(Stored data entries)

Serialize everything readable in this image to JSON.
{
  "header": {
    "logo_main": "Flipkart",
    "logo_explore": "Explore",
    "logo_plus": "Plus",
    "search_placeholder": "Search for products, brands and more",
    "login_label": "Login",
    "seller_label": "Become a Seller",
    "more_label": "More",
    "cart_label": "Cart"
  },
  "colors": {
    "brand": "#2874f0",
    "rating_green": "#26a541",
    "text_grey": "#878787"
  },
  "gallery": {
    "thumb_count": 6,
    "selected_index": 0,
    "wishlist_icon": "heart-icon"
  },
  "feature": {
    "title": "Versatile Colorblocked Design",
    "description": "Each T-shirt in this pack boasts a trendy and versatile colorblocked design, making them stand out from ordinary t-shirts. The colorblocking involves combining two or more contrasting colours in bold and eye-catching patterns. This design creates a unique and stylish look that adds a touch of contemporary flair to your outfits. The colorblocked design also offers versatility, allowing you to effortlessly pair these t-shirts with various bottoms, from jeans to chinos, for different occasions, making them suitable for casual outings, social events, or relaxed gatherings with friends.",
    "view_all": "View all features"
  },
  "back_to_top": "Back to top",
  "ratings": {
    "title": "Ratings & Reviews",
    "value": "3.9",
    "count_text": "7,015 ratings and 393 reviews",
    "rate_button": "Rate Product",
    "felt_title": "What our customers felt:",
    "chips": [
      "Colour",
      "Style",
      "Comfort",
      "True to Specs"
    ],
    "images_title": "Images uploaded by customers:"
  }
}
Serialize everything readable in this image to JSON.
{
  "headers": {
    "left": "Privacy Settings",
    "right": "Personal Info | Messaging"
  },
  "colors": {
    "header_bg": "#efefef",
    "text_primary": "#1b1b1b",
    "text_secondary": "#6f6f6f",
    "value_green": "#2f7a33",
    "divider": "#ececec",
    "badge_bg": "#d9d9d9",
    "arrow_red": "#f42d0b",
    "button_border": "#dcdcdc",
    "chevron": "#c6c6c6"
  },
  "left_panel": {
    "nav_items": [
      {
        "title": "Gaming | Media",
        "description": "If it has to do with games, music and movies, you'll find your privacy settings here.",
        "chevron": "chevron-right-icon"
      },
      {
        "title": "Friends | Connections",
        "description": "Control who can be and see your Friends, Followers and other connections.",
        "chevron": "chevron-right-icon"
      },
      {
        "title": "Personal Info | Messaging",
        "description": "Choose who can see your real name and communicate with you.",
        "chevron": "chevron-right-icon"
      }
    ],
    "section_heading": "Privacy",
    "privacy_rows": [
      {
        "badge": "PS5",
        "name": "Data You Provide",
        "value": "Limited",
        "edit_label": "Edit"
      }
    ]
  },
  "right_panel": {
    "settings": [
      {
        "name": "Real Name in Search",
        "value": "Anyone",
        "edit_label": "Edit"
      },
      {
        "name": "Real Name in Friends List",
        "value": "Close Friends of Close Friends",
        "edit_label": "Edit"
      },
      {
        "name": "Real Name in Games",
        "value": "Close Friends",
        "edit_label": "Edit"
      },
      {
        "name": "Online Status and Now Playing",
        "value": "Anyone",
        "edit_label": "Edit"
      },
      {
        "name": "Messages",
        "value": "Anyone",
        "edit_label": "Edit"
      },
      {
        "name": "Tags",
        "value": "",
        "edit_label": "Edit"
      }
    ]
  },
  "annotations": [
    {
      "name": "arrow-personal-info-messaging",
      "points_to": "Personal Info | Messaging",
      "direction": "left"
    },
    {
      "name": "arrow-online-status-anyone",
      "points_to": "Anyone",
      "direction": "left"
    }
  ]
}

Exercise prompt:
Output the records exactly, including every line.

Solution:
Serialize everything readable in this image to JSON.
{
  "header": {
    "logo_main": "Flipkart",
    "logo_explore": "Explore",
    "logo_plus": "Plus",
    "search_placeholder": "Search for products, brands and more",
    "login_label": "Login",
    "seller_label": "Become a Seller",
    "more_label": "More",
    "cart_label": "Cart"
  },
  "colors": {
    "brand": "#2874f0",
    "rating_green": "#26a541",
    "text_grey": "#878787"
  },
  "gallery": {
    "thumb_count": 6,
    "selected_index": 0,
    "wishlist_icon": "heart-icon"
  },
  "feature": {
    "title": "Versatile Colorblocked Design",
    "description": "Each T-shirt in this pack boasts a trendy and versatile colorblocked design, making them stand out from ordinary t-shirts. The colorblocking involves combining two or more contrasting colours in bold and eye-catching patterns. This design creates a unique and stylish look that adds a touch of contemporary flair to your outfits. The colorblocked design also offers versatility, allowing you to effortlessly pair these t-shirts with various bottoms, from jeans to chinos, for different occasions, making them suitable for casual outings, social events, or relaxed gatherings with friends.",
    "view_all": "View all features"
  },
  "back_to_top": "Back to top",
  "ratings": {
    "title": "Ratings & Reviews",
    "value": "3.9",
    "count_text": "7,015 ratings and 393 reviews",
    "rate_button": "Rate Product",
    "felt_title": "What our customers felt:",
    "chips": [
      "Colour",
      "Style",
      "Comfort",
      "True to Specs"
    ],
    "images_title": "Images uploaded by customers:"
  }
}
Serialize everything readable in this image to JSON.
{
  "headers": {
    "left": "Privacy Settings",
    "right": "Personal Info | Messaging"
  },
  "colors": {
    "header_bg": "#efefef",
    "text_primary": "#1b1b1b",
    "text_secondary": "#6f6f6f",
    "value_green": "#2f7a33",
    "divider": "#ececec",
    "badge_bg": "#d9d9d9",
    "arrow_red": "#f42d0b",
    "button_border": "#dcdcdc",
    "chevron": "#c6c6c6"
  },
  "left_panel": {
    "nav_items": [
      {
        "title": "Gaming | Media",
        "description": "If it has to do with games, music and movies, you'll find your privacy settings here.",
        "chevron": "chevron-right-icon"
      },
      {
        "title": "Friends | Connections",
        "description": "Control who can be and see your Friends, Followers and other connections.",
        "chevron": "chevron-right-icon"
      },
      {
        "title": "Personal Info | Messaging",
        "description": "Choose who can see your real name and communicate with you.",
        "chevron": "chevron-right-icon"
      }
    ],
    "section_heading": "Privacy",
    "privacy_rows": [
      {
        "badge": "PS5",
        "name": "Data You Provide",
        "value": "Limited",
        "edit_label": "Edit"
      }
    ]
  },
  "right_panel": {
    "settings": [
      {
        "name": "Real Name in Search",
        "value": "Anyone",
        "edit_label": "Edit"
      },
      {
        "name": "Real Name in Friends List",
        "value": "Close Friends of Close Friends",
        "edit_label": "Edit"
      },
      {
        "name": "Real Name in Games",
        "value": "Close Friends",
        "edit_label": "Edit"
      },
      {
        "name": "Online Status and Now Playing",
        "value": "Anyone",
        "edit_label": "Edit"
      },
      {
        "name": "Messages",
        "value": "Anyone",
        "edit_label": "Edit"
      },
      {
        "name": "Tags",
        "value": "",
        "edit_label": "Edit"
      }
    ]
  },
  "annotations": [
    {
      "name": "arrow-personal-info-messaging",
      "points_to": "Personal Info | Messaging",
      "direction": "left"
    },
    {
      "name": "arrow-online-status-anyone",
      "points_to": "Anyone",
      "direction": "left"
    }
  ]
}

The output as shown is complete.